**TASK DETAILS:** Records follow. Select each line holding "JSON".
§ §
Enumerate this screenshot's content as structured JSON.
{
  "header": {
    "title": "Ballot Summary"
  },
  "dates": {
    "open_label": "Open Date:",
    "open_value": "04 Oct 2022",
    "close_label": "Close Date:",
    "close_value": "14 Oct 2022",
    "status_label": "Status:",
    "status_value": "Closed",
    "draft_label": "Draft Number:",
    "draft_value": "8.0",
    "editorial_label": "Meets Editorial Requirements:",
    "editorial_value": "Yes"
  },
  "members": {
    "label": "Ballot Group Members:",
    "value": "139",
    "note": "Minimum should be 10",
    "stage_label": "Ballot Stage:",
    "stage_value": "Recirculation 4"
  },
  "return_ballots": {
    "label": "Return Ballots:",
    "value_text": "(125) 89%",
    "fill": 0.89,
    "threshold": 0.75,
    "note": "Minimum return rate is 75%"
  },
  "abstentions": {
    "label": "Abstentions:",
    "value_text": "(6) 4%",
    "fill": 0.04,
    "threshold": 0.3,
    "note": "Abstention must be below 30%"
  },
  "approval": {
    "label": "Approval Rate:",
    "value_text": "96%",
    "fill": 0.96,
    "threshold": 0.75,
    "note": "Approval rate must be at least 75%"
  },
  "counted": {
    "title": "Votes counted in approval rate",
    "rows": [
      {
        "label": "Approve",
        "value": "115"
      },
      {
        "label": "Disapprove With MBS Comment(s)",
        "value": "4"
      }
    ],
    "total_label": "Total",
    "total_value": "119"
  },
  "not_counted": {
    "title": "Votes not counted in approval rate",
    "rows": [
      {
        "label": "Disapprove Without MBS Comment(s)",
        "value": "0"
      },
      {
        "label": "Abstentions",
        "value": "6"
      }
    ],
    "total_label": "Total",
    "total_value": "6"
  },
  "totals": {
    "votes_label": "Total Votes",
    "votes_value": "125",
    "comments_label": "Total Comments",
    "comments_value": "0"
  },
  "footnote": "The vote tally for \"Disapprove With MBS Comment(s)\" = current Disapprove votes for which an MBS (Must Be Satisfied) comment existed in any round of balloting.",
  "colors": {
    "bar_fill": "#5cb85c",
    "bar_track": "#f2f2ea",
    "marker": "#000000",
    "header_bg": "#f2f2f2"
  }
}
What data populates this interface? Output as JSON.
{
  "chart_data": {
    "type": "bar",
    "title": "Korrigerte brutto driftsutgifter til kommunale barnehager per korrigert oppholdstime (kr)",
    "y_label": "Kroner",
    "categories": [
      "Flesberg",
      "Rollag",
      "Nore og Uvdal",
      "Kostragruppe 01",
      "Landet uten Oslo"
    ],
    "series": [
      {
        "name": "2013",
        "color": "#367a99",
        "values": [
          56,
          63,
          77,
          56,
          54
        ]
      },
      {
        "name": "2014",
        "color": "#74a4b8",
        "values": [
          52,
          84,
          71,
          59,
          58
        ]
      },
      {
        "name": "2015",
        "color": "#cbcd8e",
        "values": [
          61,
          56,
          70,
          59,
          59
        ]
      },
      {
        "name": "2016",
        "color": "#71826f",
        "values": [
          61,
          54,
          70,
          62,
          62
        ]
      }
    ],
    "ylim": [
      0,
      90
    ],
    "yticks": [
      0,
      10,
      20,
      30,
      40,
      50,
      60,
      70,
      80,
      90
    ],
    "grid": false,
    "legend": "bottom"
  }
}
§ §
**ANSWER TO THIS EXERCISE:**
Enumerate this screenshot's content as structured JSON.
What data populates this interface? Output as JSON.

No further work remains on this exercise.